-- Start --
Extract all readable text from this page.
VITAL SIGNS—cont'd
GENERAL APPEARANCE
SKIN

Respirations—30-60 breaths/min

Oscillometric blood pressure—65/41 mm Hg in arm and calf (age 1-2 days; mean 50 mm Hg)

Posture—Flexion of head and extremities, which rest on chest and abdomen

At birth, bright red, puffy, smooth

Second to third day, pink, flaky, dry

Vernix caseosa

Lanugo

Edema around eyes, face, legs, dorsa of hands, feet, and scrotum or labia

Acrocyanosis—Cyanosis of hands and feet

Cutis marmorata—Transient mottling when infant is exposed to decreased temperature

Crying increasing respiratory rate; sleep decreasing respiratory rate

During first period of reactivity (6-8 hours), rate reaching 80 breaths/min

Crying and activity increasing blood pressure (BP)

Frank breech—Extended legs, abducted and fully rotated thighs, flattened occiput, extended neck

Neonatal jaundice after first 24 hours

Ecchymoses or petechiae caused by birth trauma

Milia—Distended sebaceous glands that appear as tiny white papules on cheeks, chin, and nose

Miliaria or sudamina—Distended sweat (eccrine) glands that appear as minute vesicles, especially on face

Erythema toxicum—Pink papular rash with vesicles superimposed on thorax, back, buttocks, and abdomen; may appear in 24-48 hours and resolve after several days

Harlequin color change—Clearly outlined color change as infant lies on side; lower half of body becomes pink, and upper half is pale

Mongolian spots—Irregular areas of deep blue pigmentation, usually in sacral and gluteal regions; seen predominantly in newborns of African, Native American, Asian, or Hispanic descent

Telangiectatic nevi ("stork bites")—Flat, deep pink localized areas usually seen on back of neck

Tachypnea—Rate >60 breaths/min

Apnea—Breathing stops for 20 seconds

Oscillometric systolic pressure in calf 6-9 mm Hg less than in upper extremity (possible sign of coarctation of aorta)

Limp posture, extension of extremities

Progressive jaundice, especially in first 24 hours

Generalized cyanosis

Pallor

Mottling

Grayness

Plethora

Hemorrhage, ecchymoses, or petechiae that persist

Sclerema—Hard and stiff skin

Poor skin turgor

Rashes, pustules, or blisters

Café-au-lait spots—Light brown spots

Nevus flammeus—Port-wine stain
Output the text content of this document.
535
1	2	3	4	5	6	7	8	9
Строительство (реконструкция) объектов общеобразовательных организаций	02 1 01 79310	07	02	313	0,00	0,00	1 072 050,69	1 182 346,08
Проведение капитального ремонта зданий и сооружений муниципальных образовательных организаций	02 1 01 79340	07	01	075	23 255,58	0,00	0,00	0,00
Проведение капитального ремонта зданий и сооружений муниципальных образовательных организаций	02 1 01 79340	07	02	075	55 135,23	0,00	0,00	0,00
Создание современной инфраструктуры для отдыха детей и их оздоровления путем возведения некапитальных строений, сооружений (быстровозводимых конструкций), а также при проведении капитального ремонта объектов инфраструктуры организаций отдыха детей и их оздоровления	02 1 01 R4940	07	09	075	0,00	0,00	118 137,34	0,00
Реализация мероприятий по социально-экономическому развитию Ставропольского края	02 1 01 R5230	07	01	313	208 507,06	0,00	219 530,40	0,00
-- End --
Given instruction:
Output every line above without altering anything.

Response:
Extract all readable text from this page.
VITAL SIGNS—cont'd
GENERAL APPEARANCE
SKIN

Respirations—30-60 breaths/min

Oscillometric blood pressure—65/41 mm Hg in arm and calf (age 1-2 days; mean 50 mm Hg)

Posture—Flexion of head and extremities, which rest on chest and abdomen

At birth, bright red, puffy, smooth

Second to third day, pink, flaky, dry

Vernix caseosa

Lanugo

Edema around eyes, face, legs, dorsa of hands, feet, and scrotum or labia

Acrocyanosis—Cyanosis of hands and feet

Cutis marmorata—Transient mottling when infant is exposed to decreased temperature

Crying increasing respiratory rate; sleep decreasing respiratory rate

During first period of reactivity (6-8 hours), rate reaching 80 breaths/min

Crying and activity increasing blood pressure (BP)

Frank breech—Extended legs, abducted and fully rotated thighs, flattened occiput, extended neck

Neonatal jaundice after first 24 hours

Ecchymoses or petechiae caused by birth trauma

Milia—Distended sebaceous glands that appear as tiny white papules on cheeks, chin, and nose

Miliaria or sudamina—Distended sweat (eccrine) glands that appear as minute vesicles, especially on face

Erythema toxicum—Pink papular rash with vesicles superimposed on thorax, back, buttocks, and abdomen; may appear in 24-48 hours and resolve after several days

Harlequin color change—Clearly outlined color change as infant lies on side; lower half of body becomes pink, and upper half is pale

Mongolian spots—Irregular areas of deep blue pigmentation, usually in sacral and gluteal regions; seen predominantly in newborns of African, Native American, Asian, or Hispanic descent

Telangiectatic nevi ("stork bites")—Flat, deep pink localized areas usually seen on back of neck

Tachypnea—Rate >60 breaths/min

Apnea—Breathing stops for 20 seconds

Oscillometric systolic pressure in calf 6-9 mm Hg less than in upper extremity (possible sign of coarctation of aorta)

Limp posture, extension of extremities

Progressive jaundice, especially in first 24 hours

Generalized cyanosis

Pallor

Mottling

Grayness

Plethora

Hemorrhage, ecchymoses, or petechiae that persist

Sclerema—Hard and stiff skin

Poor skin turgor

Rashes, pustules, or blisters

Café-au-lait spots—Light brown spots

Nevus flammeus—Port-wine stain
Output the text content of this document.
535
1	2	3	4	5	6	7	8	9
Строительство (реконструкция) объектов общеобразовательных организаций	02 1 01 79310	07	02	313	0,00	0,00	1 072 050,69	1 182 346,08
Проведение капитального ремонта зданий и сооружений муниципальных образовательных организаций	02 1 01 79340	07	01	075	23 255,58	0,00	0,00	0,00
Проведение капитального ремонта зданий и сооружений муниципальных образовательных организаций	02 1 01 79340	07	02	075	55 135,23	0,00	0,00	0,00
Создание современной инфраструктуры для отдыха детей и их оздоровления путем возведения некапитальных строений, сооружений (быстровозводимых конструкций), а также при проведении капитального ремонта объектов инфраструктуры организаций отдыха детей и их оздоровления	02 1 01 R4940	07	09	075	0,00	0,00	118 137,34	0,00
Реализация мероприятий по социально-экономическому развитию Ставропольского края	02 1 01 R5230	07	01	313	208 507,06	0,00	219 530,40	0,00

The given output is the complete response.